▶ **Set problem**: Transcribe all of the records word for word, but omit the pictures.
================================
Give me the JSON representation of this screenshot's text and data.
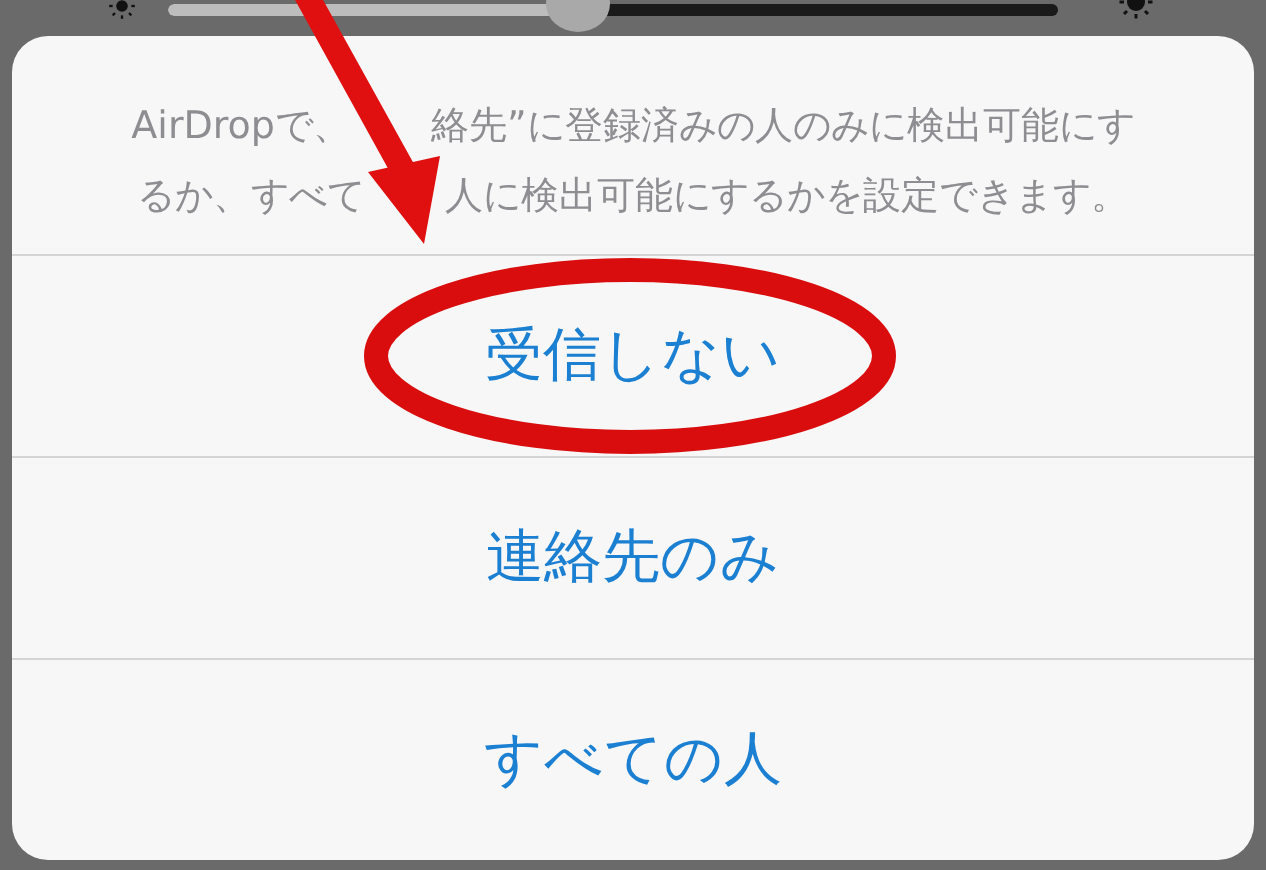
{
  "brightness": {
    "level": 0.46
  },
  "sheet": {
    "message_lines": [
      [
        "AirDropで、",
        "絡先”に登録済みの人のみに検出可能にす"
      ],
      [
        "るか、すべて",
        "人に検出可能にするかを設定できます。"
      ]
    ],
    "options": [
      {
        "label": "受信しない"
      },
      {
        "label": "連絡先のみ"
      },
      {
        "label": "すべての人"
      }
    ]
  }
}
================================
▶ **Solution to this problem**:
Give me the JSON representation of this screenshot's text and data.
{
  "brightness": {
    "level": 0.46
  },
  "sheet": {
    "message_lines": [
      [
        "AirDropで、",
        "絡先”に登録済みの人のみに検出可能にす"
      ],
      [
        "るか、すべて",
        "人に検出可能にするかを設定できます。"
      ]
    ],
    "options": [
      {
        "label": "受信しない"
      },
      {
        "label": "連絡先のみ"
      },
      {
        "label": "すべての人"
      }
    ]
  }
}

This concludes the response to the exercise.